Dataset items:
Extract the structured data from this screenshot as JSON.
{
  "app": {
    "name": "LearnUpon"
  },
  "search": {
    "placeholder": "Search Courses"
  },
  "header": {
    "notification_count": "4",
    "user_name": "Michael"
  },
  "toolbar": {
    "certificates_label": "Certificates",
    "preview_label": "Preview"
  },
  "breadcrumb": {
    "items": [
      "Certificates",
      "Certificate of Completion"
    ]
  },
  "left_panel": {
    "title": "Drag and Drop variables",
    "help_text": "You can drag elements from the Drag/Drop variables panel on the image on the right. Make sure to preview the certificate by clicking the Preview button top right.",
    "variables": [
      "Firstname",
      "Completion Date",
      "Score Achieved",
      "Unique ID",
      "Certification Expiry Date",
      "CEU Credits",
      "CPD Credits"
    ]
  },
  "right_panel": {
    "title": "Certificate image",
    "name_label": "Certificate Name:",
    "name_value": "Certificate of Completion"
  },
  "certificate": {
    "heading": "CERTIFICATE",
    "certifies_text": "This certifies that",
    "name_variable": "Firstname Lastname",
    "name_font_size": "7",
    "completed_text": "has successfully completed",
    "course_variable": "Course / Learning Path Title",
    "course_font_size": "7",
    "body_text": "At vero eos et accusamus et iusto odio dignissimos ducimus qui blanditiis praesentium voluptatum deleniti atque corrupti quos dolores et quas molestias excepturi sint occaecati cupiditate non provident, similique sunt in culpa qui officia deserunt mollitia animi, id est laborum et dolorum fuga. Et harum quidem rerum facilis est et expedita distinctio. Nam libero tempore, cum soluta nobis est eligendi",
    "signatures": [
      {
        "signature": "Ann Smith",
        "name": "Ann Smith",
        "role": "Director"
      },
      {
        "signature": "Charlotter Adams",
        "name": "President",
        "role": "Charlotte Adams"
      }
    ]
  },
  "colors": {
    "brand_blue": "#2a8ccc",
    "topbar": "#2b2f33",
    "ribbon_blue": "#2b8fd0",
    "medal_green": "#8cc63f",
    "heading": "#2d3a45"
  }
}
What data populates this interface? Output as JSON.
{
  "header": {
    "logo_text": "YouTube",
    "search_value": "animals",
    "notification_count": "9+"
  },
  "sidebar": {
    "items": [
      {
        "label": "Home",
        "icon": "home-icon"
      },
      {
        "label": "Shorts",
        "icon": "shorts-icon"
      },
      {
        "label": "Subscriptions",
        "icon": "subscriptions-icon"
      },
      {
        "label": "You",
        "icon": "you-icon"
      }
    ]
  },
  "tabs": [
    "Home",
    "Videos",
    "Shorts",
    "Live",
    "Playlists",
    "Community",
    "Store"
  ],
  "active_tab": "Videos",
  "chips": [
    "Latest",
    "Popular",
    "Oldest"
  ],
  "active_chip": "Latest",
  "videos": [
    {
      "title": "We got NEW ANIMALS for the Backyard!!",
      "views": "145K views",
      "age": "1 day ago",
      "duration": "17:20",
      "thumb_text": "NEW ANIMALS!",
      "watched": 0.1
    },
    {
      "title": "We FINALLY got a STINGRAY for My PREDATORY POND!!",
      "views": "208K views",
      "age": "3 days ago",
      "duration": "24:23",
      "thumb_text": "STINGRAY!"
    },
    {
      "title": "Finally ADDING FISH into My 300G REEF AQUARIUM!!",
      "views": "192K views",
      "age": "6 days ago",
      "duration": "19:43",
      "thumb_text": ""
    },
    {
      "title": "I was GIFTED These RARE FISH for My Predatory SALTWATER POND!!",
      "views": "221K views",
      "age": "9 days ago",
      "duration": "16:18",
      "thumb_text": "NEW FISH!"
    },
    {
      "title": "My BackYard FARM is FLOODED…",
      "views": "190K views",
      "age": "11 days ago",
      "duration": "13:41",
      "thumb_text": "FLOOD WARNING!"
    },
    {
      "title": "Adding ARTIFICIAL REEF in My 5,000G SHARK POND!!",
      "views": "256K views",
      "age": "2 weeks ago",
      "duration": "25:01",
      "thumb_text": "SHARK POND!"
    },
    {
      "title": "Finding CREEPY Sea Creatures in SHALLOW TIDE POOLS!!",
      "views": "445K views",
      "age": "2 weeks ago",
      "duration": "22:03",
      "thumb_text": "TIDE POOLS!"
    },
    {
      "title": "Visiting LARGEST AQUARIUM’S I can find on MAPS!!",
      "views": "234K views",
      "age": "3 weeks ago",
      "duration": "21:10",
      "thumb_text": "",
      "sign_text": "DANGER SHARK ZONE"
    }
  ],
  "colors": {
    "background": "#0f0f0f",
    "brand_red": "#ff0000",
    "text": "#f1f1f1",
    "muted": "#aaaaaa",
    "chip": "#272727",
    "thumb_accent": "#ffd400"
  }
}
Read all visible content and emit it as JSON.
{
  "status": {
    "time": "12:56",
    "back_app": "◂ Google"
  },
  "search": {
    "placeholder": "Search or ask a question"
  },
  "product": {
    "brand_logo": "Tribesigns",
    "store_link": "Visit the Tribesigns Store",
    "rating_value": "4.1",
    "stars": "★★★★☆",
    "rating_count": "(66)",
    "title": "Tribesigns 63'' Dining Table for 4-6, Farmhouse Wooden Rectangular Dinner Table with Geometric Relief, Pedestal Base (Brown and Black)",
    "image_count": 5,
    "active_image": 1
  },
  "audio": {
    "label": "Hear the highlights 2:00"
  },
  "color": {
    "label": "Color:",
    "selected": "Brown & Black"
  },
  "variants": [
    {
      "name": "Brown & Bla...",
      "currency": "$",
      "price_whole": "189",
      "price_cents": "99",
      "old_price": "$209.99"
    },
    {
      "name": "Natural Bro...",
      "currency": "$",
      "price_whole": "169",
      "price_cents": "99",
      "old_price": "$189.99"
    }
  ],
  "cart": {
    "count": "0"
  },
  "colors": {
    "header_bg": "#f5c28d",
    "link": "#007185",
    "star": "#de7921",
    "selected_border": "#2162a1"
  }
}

■ **What you will do**: What is the number of lines containing "POND"? Give that number only.

■ **Exercise output**: 4